Saved data entries
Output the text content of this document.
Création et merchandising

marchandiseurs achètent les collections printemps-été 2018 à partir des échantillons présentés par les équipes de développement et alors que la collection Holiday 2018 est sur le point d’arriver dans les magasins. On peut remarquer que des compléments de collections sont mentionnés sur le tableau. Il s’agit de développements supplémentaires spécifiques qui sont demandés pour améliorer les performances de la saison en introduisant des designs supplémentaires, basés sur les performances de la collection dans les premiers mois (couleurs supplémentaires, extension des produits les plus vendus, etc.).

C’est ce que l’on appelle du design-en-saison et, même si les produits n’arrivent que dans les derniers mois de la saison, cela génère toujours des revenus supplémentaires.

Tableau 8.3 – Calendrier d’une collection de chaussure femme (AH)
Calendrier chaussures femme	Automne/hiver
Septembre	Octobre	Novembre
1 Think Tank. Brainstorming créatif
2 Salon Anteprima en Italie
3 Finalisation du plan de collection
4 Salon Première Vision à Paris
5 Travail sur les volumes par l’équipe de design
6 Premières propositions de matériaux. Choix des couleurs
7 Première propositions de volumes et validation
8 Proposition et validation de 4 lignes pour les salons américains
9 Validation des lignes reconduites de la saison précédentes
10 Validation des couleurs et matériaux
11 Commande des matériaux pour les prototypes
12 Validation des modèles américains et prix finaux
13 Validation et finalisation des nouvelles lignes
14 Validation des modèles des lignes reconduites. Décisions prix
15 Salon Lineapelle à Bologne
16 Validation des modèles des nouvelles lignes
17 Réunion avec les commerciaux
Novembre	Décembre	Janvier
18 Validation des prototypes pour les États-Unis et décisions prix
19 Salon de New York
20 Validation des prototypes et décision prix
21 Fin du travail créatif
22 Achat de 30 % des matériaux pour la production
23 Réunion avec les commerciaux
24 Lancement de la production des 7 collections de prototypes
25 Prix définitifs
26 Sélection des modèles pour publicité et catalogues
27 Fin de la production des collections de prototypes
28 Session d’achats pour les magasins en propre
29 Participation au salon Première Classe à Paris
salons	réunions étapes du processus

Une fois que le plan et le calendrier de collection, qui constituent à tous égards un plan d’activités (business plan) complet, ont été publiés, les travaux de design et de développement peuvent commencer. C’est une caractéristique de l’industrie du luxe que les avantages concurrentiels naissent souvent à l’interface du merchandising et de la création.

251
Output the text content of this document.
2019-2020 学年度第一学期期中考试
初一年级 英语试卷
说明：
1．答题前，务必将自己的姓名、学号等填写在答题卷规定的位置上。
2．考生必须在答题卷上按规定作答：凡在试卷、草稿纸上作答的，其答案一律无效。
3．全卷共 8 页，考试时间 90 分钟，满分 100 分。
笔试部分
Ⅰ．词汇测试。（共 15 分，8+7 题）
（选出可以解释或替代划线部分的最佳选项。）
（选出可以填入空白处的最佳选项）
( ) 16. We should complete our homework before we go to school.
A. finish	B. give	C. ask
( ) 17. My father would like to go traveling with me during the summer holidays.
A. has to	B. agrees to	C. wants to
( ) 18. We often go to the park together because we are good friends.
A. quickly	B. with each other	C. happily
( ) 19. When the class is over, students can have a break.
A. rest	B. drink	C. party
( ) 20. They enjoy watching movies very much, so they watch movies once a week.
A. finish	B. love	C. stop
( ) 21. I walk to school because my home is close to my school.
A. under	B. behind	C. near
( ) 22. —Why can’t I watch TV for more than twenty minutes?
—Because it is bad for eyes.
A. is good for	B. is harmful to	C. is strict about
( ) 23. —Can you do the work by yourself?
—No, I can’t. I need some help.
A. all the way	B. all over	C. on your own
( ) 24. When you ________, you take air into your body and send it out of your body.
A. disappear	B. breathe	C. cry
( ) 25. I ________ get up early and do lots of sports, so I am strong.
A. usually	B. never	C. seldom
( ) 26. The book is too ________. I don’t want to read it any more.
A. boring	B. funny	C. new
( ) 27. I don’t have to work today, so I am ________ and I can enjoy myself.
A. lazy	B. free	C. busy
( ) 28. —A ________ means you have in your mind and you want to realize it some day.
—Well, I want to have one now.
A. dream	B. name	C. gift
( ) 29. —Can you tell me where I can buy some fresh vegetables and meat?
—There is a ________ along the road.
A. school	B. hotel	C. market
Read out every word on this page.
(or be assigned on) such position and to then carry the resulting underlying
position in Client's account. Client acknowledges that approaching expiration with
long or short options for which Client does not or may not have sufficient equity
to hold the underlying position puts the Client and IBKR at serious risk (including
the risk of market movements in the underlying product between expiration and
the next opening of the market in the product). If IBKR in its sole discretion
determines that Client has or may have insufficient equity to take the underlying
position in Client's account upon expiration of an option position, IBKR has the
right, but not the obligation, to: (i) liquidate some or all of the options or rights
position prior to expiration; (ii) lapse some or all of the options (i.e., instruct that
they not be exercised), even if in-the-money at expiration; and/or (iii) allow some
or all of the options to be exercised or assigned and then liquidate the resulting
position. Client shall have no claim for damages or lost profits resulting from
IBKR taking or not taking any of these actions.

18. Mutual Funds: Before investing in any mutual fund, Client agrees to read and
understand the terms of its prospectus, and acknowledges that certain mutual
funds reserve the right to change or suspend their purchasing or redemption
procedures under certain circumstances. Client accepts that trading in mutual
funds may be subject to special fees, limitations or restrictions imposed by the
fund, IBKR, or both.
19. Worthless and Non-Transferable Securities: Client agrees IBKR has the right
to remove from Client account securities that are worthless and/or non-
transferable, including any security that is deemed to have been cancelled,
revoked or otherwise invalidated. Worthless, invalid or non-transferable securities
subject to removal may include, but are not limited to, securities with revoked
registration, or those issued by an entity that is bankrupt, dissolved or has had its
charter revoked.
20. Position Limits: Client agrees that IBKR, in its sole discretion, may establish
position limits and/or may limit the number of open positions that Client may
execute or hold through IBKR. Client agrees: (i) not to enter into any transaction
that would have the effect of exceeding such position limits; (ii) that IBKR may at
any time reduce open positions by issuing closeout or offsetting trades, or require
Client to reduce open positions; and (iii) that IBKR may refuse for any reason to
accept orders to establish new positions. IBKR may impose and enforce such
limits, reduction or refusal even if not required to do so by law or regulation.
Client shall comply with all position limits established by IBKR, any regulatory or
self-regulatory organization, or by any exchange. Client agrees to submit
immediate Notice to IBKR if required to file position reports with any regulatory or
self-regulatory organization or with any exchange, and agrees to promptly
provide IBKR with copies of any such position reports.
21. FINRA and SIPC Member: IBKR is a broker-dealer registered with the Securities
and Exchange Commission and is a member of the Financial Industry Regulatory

EXERCISE INSTRUCTIONS:
Nothing should be changed: write out all of the data as is.

EXERCISE RESULT:
Output the text content of this document.
Création et merchandising

marchandiseurs achètent les collections printemps-été 2018 à partir des échantillons présentés par les équipes de développement et alors que la collection Holiday 2018 est sur le point d’arriver dans les magasins. On peut remarquer que des compléments de collections sont mentionnés sur le tableau. Il s’agit de développements supplémentaires spécifiques qui sont demandés pour améliorer les performances de la saison en introduisant des designs supplémentaires, basés sur les performances de la collection dans les premiers mois (couleurs supplémentaires, extension des produits les plus vendus, etc.).

C’est ce que l’on appelle du design-en-saison et, même si les produits n’arrivent que dans les derniers mois de la saison, cela génère toujours des revenus supplémentaires.

Tableau 8.3 – Calendrier d’une collection de chaussure femme (AH)
Calendrier chaussures femme	Automne/hiver
Septembre	Octobre	Novembre
1 Think Tank. Brainstorming créatif
2 Salon Anteprima en Italie
3 Finalisation du plan de collection
4 Salon Première Vision à Paris
5 Travail sur les volumes par l’équipe de design
6 Premières propositions de matériaux. Choix des couleurs
7 Première propositions de volumes et validation
8 Proposition et validation de 4 lignes pour les salons américains
9 Validation des lignes reconduites de la saison précédentes
10 Validation des couleurs et matériaux
11 Commande des matériaux pour les prototypes
12 Validation des modèles américains et prix finaux
13 Validation et finalisation des nouvelles lignes
14 Validation des modèles des lignes reconduites. Décisions prix
15 Salon Lineapelle à Bologne
16 Validation des modèles des nouvelles lignes
17 Réunion avec les commerciaux
Novembre	Décembre	Janvier
18 Validation des prototypes pour les États-Unis et décisions prix
19 Salon de New York
20 Validation des prototypes et décision prix
21 Fin du travail créatif
22 Achat de 30 % des matériaux pour la production
23 Réunion avec les commerciaux
24 Lancement de la production des 7 collections de prototypes
25 Prix définitifs
26 Sélection des modèles pour publicité et catalogues
27 Fin de la production des collections de prototypes
28 Session d’achats pour les magasins en propre
29 Participation au salon Première Classe à Paris
salons	réunions étapes du processus

Une fois que le plan et le calendrier de collection, qui constituent à tous égards un plan d’activités (business plan) complet, ont été publiés, les travaux de design et de développement peuvent commencer. C’est une caractéristique de l’industrie du luxe que les avantages concurrentiels naissent souvent à l’interface du merchandising et de la création.

251
Output the text content of this document.
2019-2020 学年度第一学期期中考试
初一年级 英语试卷
说明：
1．答题前，务必将自己的姓名、学号等填写在答题卷规定的位置上。
2．考生必须在答题卷上按规定作答：凡在试卷、草稿纸上作答的，其答案一律无效。
3．全卷共 8 页，考试时间 90 分钟，满分 100 分。
笔试部分
Ⅰ．词汇测试。（共 15 分，8+7 题）
（选出可以解释或替代划线部分的最佳选项。）
（选出可以填入空白处的最佳选项）
( ) 16. We should complete our homework before we go to school.
A. finish	B. give	C. ask
( ) 17. My father would like to go traveling with me during the summer holidays.
A. has to	B. agrees to	C. wants to
( ) 18. We often go to the park together because we are good friends.
A. quickly	B. with each other	C. happily
( ) 19. When the class is over, students can have a break.
A. rest	B. drink	C. party
( ) 20. They enjoy watching movies very much, so they watch movies once a week.
A. finish	B. love	C. stop
( ) 21. I walk to school because my home is close to my school.
A. under	B. behind	C. near
( ) 22. —Why can’t I watch TV for more than twenty minutes?
—Because it is bad for eyes.
A. is good for	B. is harmful to	C. is strict about
( ) 23. —Can you do the work by yourself?
—No, I can’t. I need some help.
A. all the way	B. all over	C. on your own
( ) 24. When you ________, you take air into your body and send it out of your body.
A. disappear	B. breathe	C. cry
( ) 25. I ________ get up early and do lots of sports, so I am strong.
A. usually	B. never	C. seldom
( ) 26. The book is too ________. I don’t want to read it any more.
A. boring	B. funny	C. new
( ) 27. I don’t have to work today, so I am ________ and I can enjoy myself.
A. lazy	B. free	C. busy
( ) 28. —A ________ means you have in your mind and you want to realize it some day.
—Well, I want to have one now.
A. dream	B. name	C. gift
( ) 29. —Can you tell me where I can buy some fresh vegetables and meat?
—There is a ________ along the road.
A. school	B. hotel	C. market
Read out every word on this page.
(or be assigned on) such position and to then carry the resulting underlying
position in Client's account. Client acknowledges that approaching expiration with
long or short options for which Client does not or may not have sufficient equity
to hold the underlying position puts the Client and IBKR at serious risk (including
the risk of market movements in the underlying product between expiration and
the next opening of the market in the product). If IBKR in its sole discretion
determines that Client has or may have insufficient equity to take the underlying
position in Client's account upon expiration of an option position, IBKR has the
right, but not the obligation, to: (i) liquidate some or all of the options or rights
position prior to expiration; (ii) lapse some or all of the options (i.e., instruct that
they not be exercised), even if in-the-money at expiration; and/or (iii) allow some
or all of the options to be exercised or assigned and then liquidate the resulting
position. Client shall have no claim for damages or lost profits resulting from
IBKR taking or not taking any of these actions.

18. Mutual Funds: Before investing in any mutual fund, Client agrees to read and
understand the terms of its prospectus, and acknowledges that certain mutual
funds reserve the right to change or suspend their purchasing or redemption
procedures under certain circumstances. Client accepts that trading in mutual
funds may be subject to special fees, limitations or restrictions imposed by the
fund, IBKR, or both.
19. Worthless and Non-Transferable Securities: Client agrees IBKR has the right
to remove from Client account securities that are worthless and/or non-
transferable, including any security that is deemed to have been cancelled,
revoked or otherwise invalidated. Worthless, invalid or non-transferable securities
subject to removal may include, but are not limited to, securities with revoked
registration, or those issued by an entity that is bankrupt, dissolved or has had its
charter revoked.
20. Position Limits: Client agrees that IBKR, in its sole discretion, may establish
position limits and/or may limit the number of open positions that Client may
execute or hold through IBKR. Client agrees: (i) not to enter into any transaction
that would have the effect of exceeding such position limits; (ii) that IBKR may at
any time reduce open positions by issuing closeout or offsetting trades, or require
Client to reduce open positions; and (iii) that IBKR may refuse for any reason to
accept orders to establish new positions. IBKR may impose and enforce such
limits, reduction or refusal even if not required to do so by law or regulation.
Client shall comply with all position limits established by IBKR, any regulatory or
self-regulatory organization, or by any exchange. Client agrees to submit
immediate Notice to IBKR if required to file position reports with any regulatory or
self-regulatory organization or with any exchange, and agrees to promptly
provide IBKR with copies of any such position reports.
21. FINRA and SIPC Member: IBKR is a broker-dealer registered with the Securities
and Exchange Commission and is a member of the Financial Industry Regulatory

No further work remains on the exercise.